Examine each line of the data. Copy those that contain the string "Output".

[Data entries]
※ ※ ※

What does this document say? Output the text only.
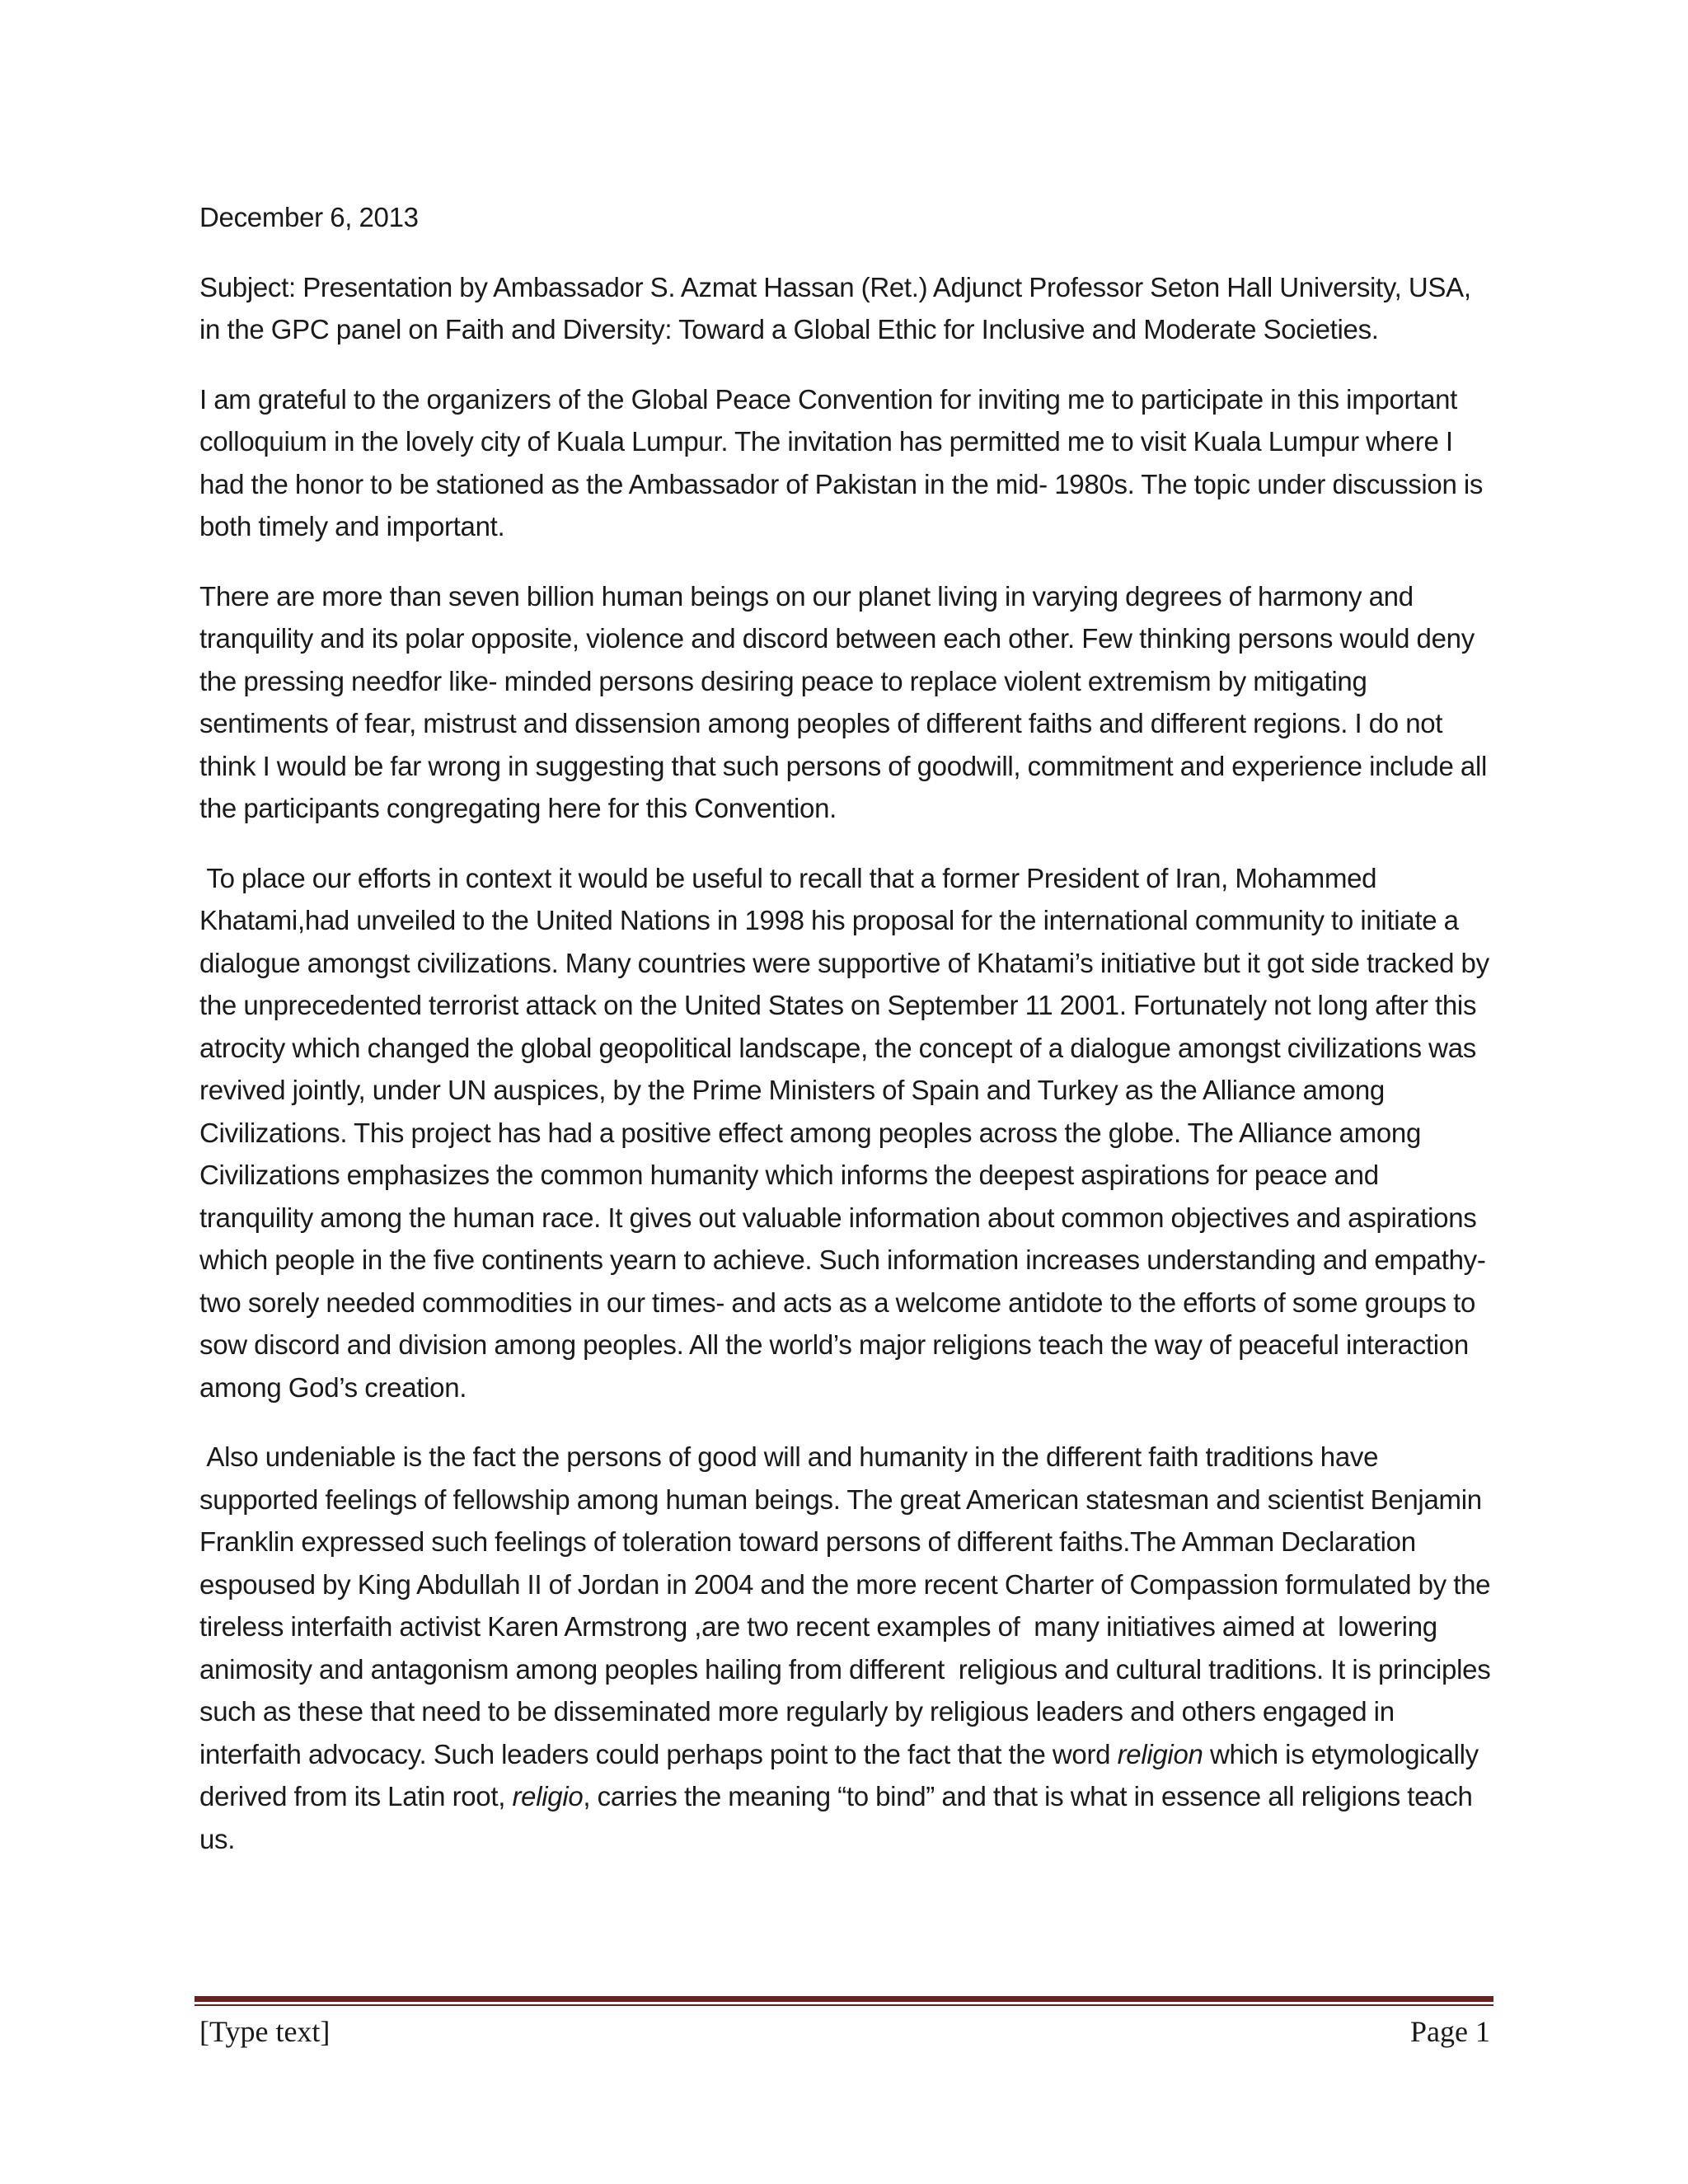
December 6, 2013

Subject: Presentation by Ambassador S. Azmat Hassan (Ret.) Adjunct Professor Seton Hall University, USA, in the GPC panel on Faith and Diversity: Toward a Global Ethic for Inclusive and Moderate Societies.

I am grateful to the organizers of the Global Peace Convention for inviting me to participate in this important colloquium in the lovely city of Kuala Lumpur. The invitation has permitted me to visit Kuala Lumpur where I had the honor to be stationed as the Ambassador of Pakistan in the mid- 1980s. The topic under discussion is both timely and important.

There are more than seven billion human beings on our planet living in varying degrees of harmony and tranquility and its polar opposite, violence and discord between each other. Few thinking persons would deny the pressing needfor like- minded persons desiring peace to replace violent extremism by mitigating sentiments of fear, mistrust and dissension among peoples of different faiths and different regions. I do not think I would be far wrong in suggesting that such persons of goodwill, commitment and experience include all the participants congregating here for this Convention.

To place our efforts in context it would be useful to recall that a former President of Iran, Mohammed Khatami,had unveiled to the United Nations in 1998 his proposal for the international community to initiate a dialogue amongst civilizations. Many countries were supportive of Khatami’s initiative but it got side tracked by the unprecedented terrorist attack on the United States on September 11 2001. Fortunately not long after this atrocity which changed the global geopolitical landscape, the concept of a dialogue amongst civilizations was revived jointly, under UN auspices, by the Prime Ministers of Spain and Turkey as the Alliance among Civilizations. This project has had a positive effect among peoples across the globe. The Alliance among Civilizations emphasizes the common humanity which informs the deepest aspirations for peace and tranquility among the human race. It gives out valuable information about common objectives and aspirations which people in the five continents yearn to achieve. Such information increases understanding and empathy- two sorely needed commodities in our times- and acts as a welcome antidote to the efforts of some groups to sow discord and division among peoples. All the world’s major religions teach the way of peaceful interaction among God’s creation.

Also undeniable is the fact the persons of good will and humanity in the different faith traditions have supported feelings of fellowship among human beings. The great American statesman and scientist Benjamin Franklin expressed such feelings of toleration toward persons of different faiths.The Amman Declaration espoused by King Abdullah II of Jordan in 2004 and the more recent Charter of Compassion formulated by the tireless interfaith activist Karen Armstrong ,are two recent examples of  many initiatives aimed at  lowering animosity and antagonism among peoples hailing from different  religious and cultural traditions. It is principles such as these that need to be disseminated more regularly by religious leaders and others engaged in interfaith advocacy. Such leaders could perhaps point to the fact that the word religion which is etymologically derived from its Latin root, religio, carries the meaning “to bind” and that is what in essence all religions teach us.

[Type text]	Page 1
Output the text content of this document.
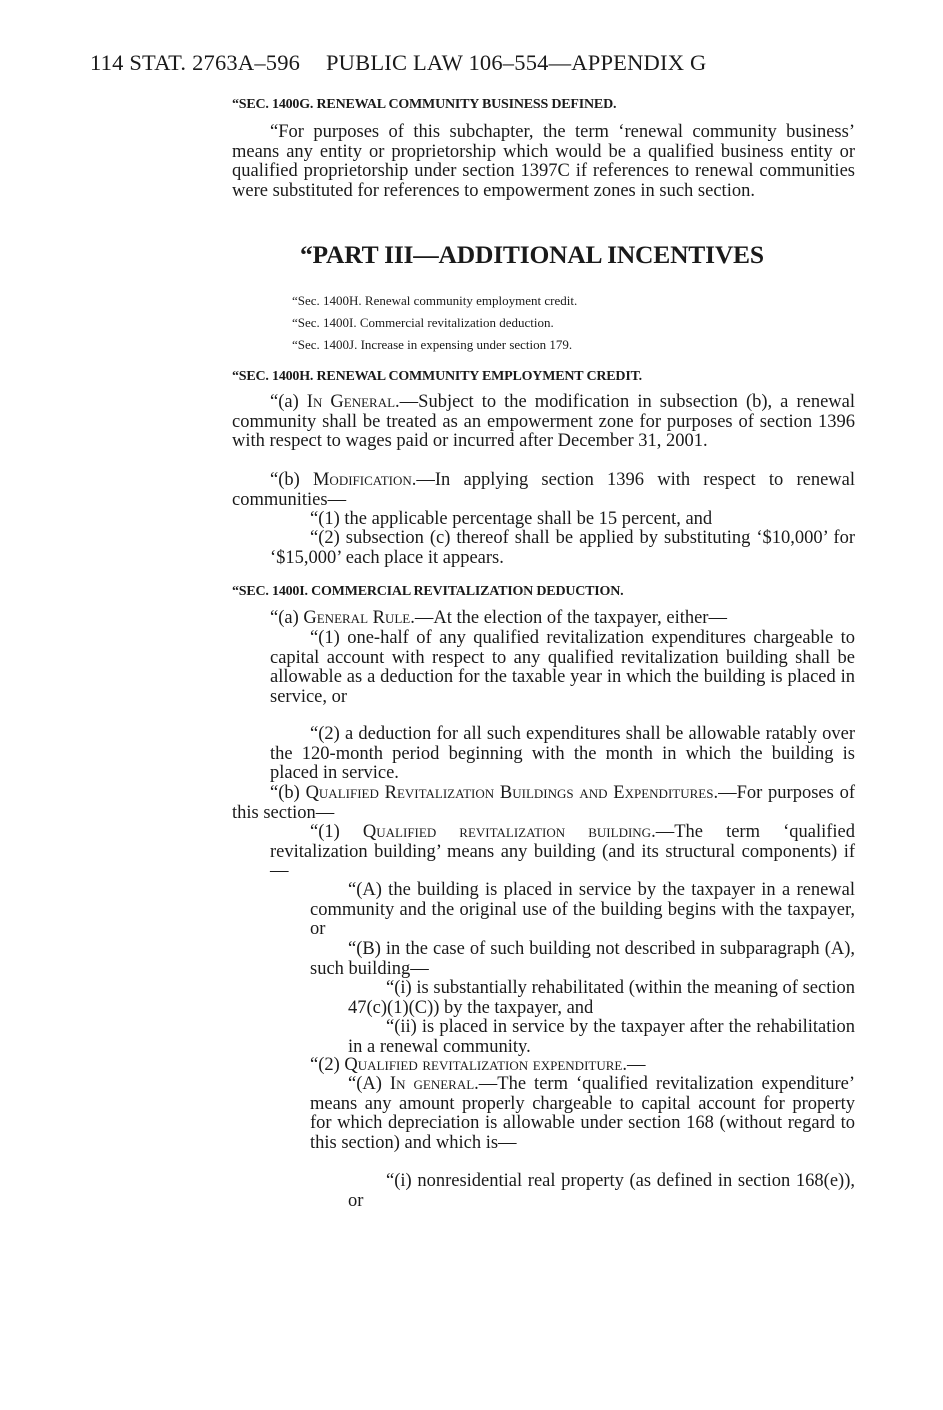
114 STAT. 2763A–596 PUBLIC LAW 106–554—APPENDIX G
“SEC. 1400G. RENEWAL COMMUNITY BUSINESS DEFINED.

“For purposes of this subchapter, the term ‘renewal community business’ means any entity or proprietorship which would be a qualified business entity or qualified proprietorship under section 1397C if references to renewal communities were substituted for references to empowerment zones in such section.

“PART III—ADDITIONAL INCENTIVES
“Sec. 1400H. Renewal community employment credit.
“Sec. 1400I. Commercial revitalization deduction.
“Sec. 1400J. Increase in expensing under section 179.
“SEC. 1400H. RENEWAL COMMUNITY EMPLOYMENT CREDIT.

“(a) In General.—Subject to the modification in subsection (b), a renewal community shall be treated as an empowerment zone for purposes of section 1396 with respect to wages paid or incurred after December 31, 2001.

“(b) Modification.—In applying section 1396 with respect to renewal communities—

“(1) the applicable percentage shall be 15 percent, and

“(2) subsection (c) thereof shall be applied by substituting ‘$10,000’ for ‘$15,000’ each place it appears.

“SEC. 1400I. COMMERCIAL REVITALIZATION DEDUCTION.

“(a) General Rule.—At the election of the taxpayer, either—

“(1) one-half of any qualified revitalization expenditures chargeable to capital account with respect to any qualified revitalization building shall be allowable as a deduction for the taxable year in which the building is placed in service, or

“(2) a deduction for all such expenditures shall be allowable ratably over the 120-month period beginning with the month in which the building is placed in service.

“(b) Qualified Revitalization Buildings and Expenditures.—For purposes of this section—

“(1) Qualified revitalization building.—The term ‘qualified revitalization building’ means any building (and its structural components) if—

“(A) the building is placed in service by the taxpayer in a renewal community and the original use of the building begins with the taxpayer, or

“(B) in the case of such building not described in subparagraph (A), such building—

“(i) is substantially rehabilitated (within the meaning of section 47(c)(1)(C)) by the taxpayer, and

“(ii) is placed in service by the taxpayer after the rehabilitation in a renewal community.

“(2) Qualified revitalization expenditure.—

“(A) In general.—The term ‘qualified revitalization expenditure’ means any amount properly chargeable to capital account for property for which depreciation is allowable under section 168 (without regard to this section) and which is—

“(i) nonresidential real property (as defined in section 168(e)), or
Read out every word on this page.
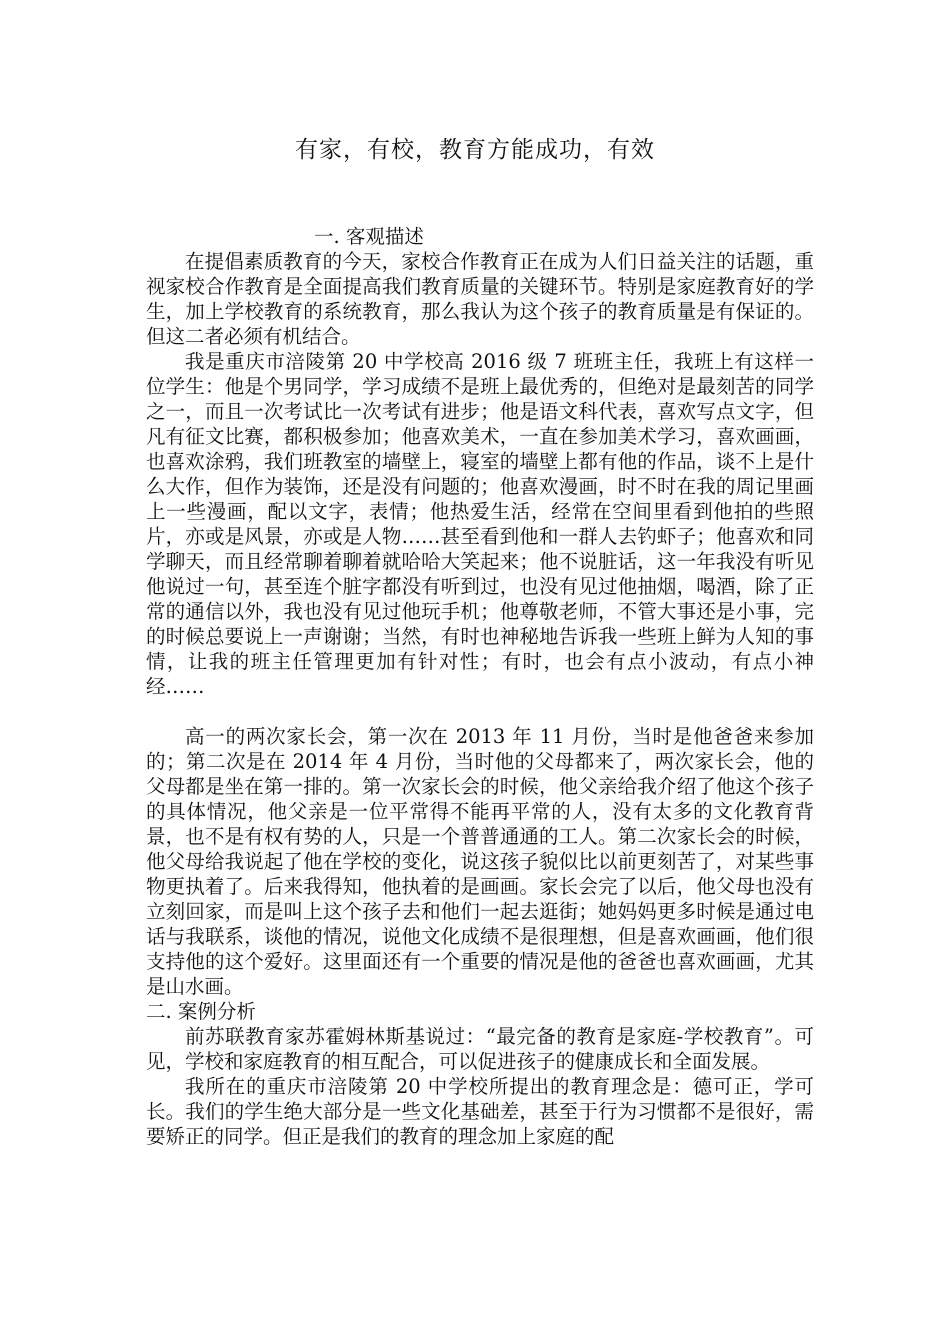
有家，有校，教育方能成功，有效

一. 客观描述

在提倡素质教育的今天，家校合作教育正在成为人们日益关注的话题，重视家校合作教育是全面提高我们教育质量的关键环节。特别是家庭教育好的学生，加上学校教育的系统教育，那么我认为这个孩子的教育质量是有保证的。但这二者必须有机结合。

我是重庆市涪陵第 20 中学校高 2016 级 7 班班主任，我班上有这样一位学生：他是个男同学，学习成绩不是班上最优秀的，但绝对是最刻苦的同学之一，而且一次考试比一次考试有进步；他是语文科代表，喜欢写点文字，但凡有征文比赛，都积极参加；他喜欢美术，一直在参加美术学习，喜欢画画，也喜欢涂鸦，我们班教室的墙壁上，寝室的墙壁上都有他的作品，谈不上是什么大作，但作为装饰，还是没有问题的；他喜欢漫画，时不时在我的周记里画上一些漫画，配以文字，表情；他热爱生活，经常在空间里看到他拍的些照片，亦或是风景，亦或是人物……甚至看到他和一群人去钓虾子；他喜欢和同学聊天，而且经常聊着聊着就哈哈大笑起来；他不说脏话，这一年我没有听见他说过一句，甚至连个脏字都没有听到过，也没有见过他抽烟，喝酒，除了正常的通信以外，我也没有见过他玩手机；他尊敬老师，不管大事还是小事，完的时候总要说上一声谢谢；当然，有时也神秘地告诉我一些班上鲜为人知的事情，让我的班主任管理更加有针对性；有时，也会有点小波动，有点小神经……

高一的两次家长会，第一次在 2013 年 11 月份，当时是他爸爸来参加的；第二次是在 2014 年 4 月份，当时他的父母都来了，两次家长会，他的父母都是坐在第一排的。第一次家长会的时候，他父亲给我介绍了他这个孩子的具体情况，他父亲是一位平常得不能再平常的人，没有太多的文化教育背景，也不是有权有势的人，只是一个普普通通的工人。第二次家长会的时候，他父母给我说起了他在学校的变化，说这孩子貌似比以前更刻苦了，对某些事物更执着了。后来我得知，他执着的是画画。家长会完了以后，他父母也没有立刻回家，而是叫上这个孩子去和他们一起去逛街；她妈妈更多时候是通过电话与我联系，谈他的情况，说他文化成绩不是很理想，但是喜欢画画，他们很支持他的这个爱好。这里面还有一个重要的情况是他的爸爸也喜欢画画，尤其是山水画。

二. 案例分析

前苏联教育家苏霍姆林斯基说过：“最完备的教育是家庭-学校教育”。可见，学校和家庭教育的相互配合，可以促进孩子的健康成长和全面发展。

我所在的重庆市涪陵第 20 中学校所提出的教育理念是：德可正，学可长。我们的学生绝大部分是一些文化基础差，甚至于行为习惯都不是很好，需要矫正的同学。但正是我们的教育的理念加上家庭的配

※ ※ ※

• [The answer]
What does this document say? Output the text only.
Output the text content of this document.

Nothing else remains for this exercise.